Exercise instructions: Pull out every line containing the string "Person".

──────── Provided entries

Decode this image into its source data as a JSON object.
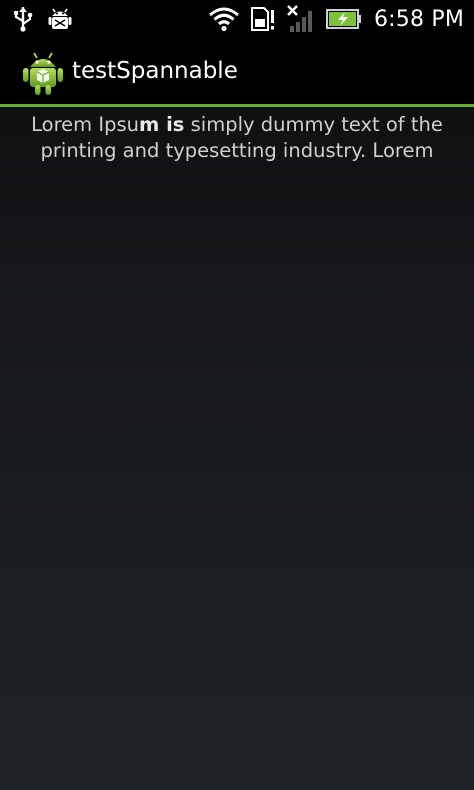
{
  "status_bar": {
    "time": "6:58 PM",
    "icons": [
      "usb-icon",
      "android-debug-icon",
      "wifi-icon",
      "sd-card-alert-icon",
      "no-signal-icon",
      "battery-charging-icon"
    ]
  },
  "app": {
    "title": "testSpannable",
    "icon": "android-app-icon",
    "accent_color": "#6aaa3a"
  },
  "content": {
    "line1_part1": "Lorem Ipsu",
    "line1_bold": "m is",
    "line1_part2": " simply dummy text of the",
    "line2": "printing and typesetting industry. Lorem"
  }
}
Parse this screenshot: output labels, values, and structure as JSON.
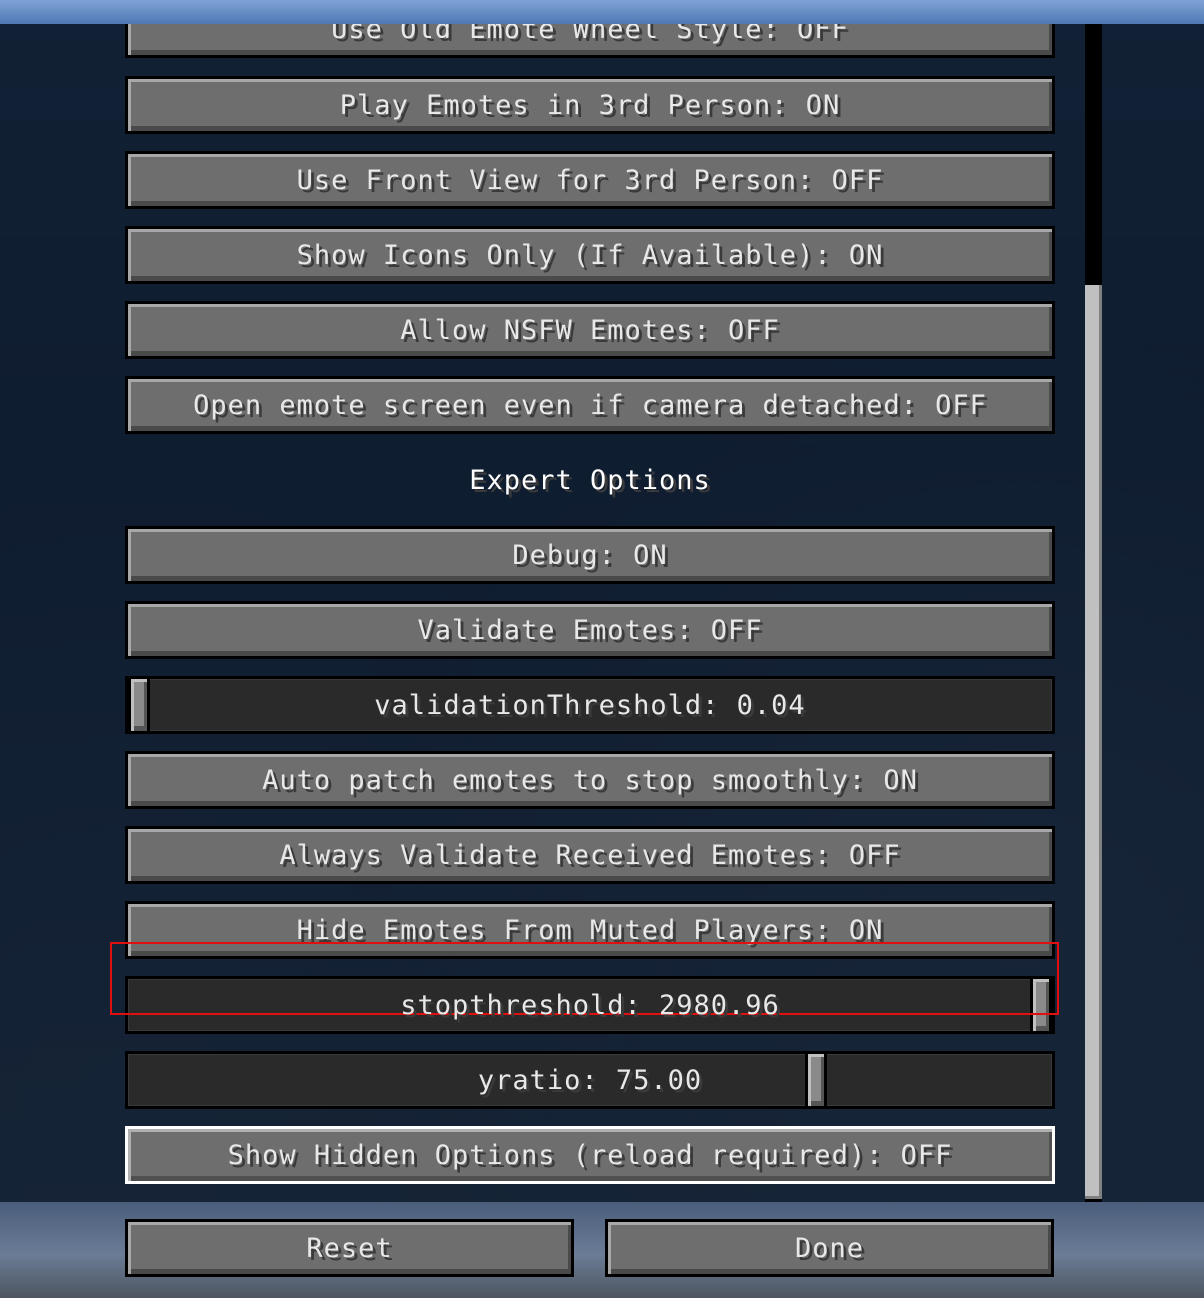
{
  "settings": {
    "partial_top": "Use Old Emote Wheel Style: OFF",
    "play_3rd_person": "Play Emotes in 3rd Person: ON",
    "front_view": "Use Front View for 3rd Person: OFF",
    "icons_only": "Show Icons Only (If Available): ON",
    "allow_nsfw": "Allow NSFW Emotes: OFF",
    "open_detached": "Open emote screen even if camera detached: OFF",
    "expert_title": "Expert Options",
    "debug": "Debug: ON",
    "validate": "Validate Emotes: OFF",
    "validation_threshold": "validationThreshold: 0.04",
    "validation_threshold_level": 0.0,
    "auto_patch": "Auto patch emotes to stop smoothly: ON",
    "always_validate": "Always Validate Received Emotes: OFF",
    "hide_muted": "Hide Emotes From Muted Players: ON",
    "stop_threshold": "stopthreshold: 2980.96",
    "stop_threshold_level": 1.0,
    "yratio": "yratio: 75.00",
    "yratio_level": 0.75,
    "show_hidden": "Show Hidden Options (reload required): OFF"
  },
  "footer": {
    "reset_label": "Reset",
    "done_label": "Done"
  },
  "colors": {
    "highlight": "#e01010",
    "button_face": "#6e6e6e",
    "slider_track": "#2a2a2a"
  }
}
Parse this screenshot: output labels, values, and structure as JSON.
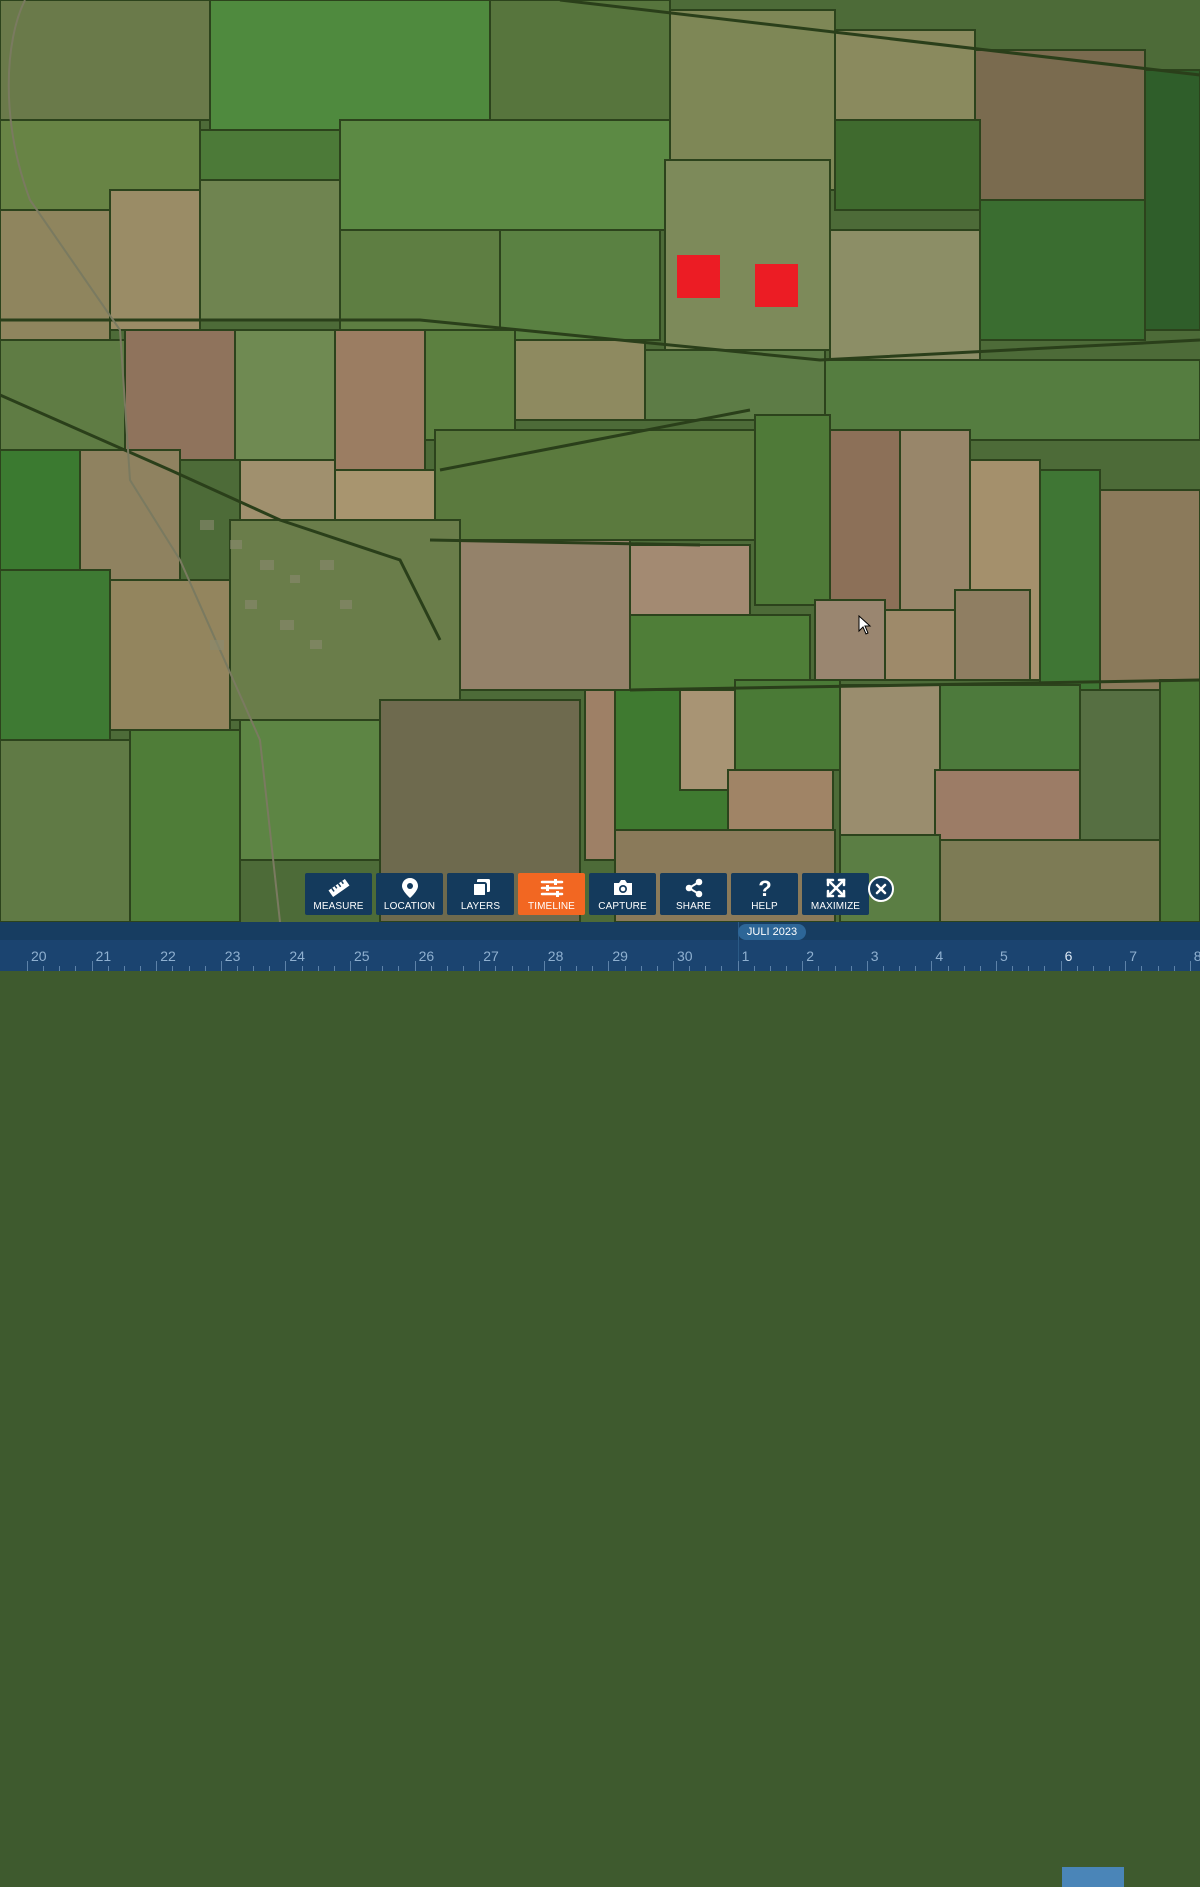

────────────────

Full answer:
    "play_3rd_person": "Play Emotes in 3rd Person: ON",
    "front_view": "Use Front View for 3rd Person: OFF",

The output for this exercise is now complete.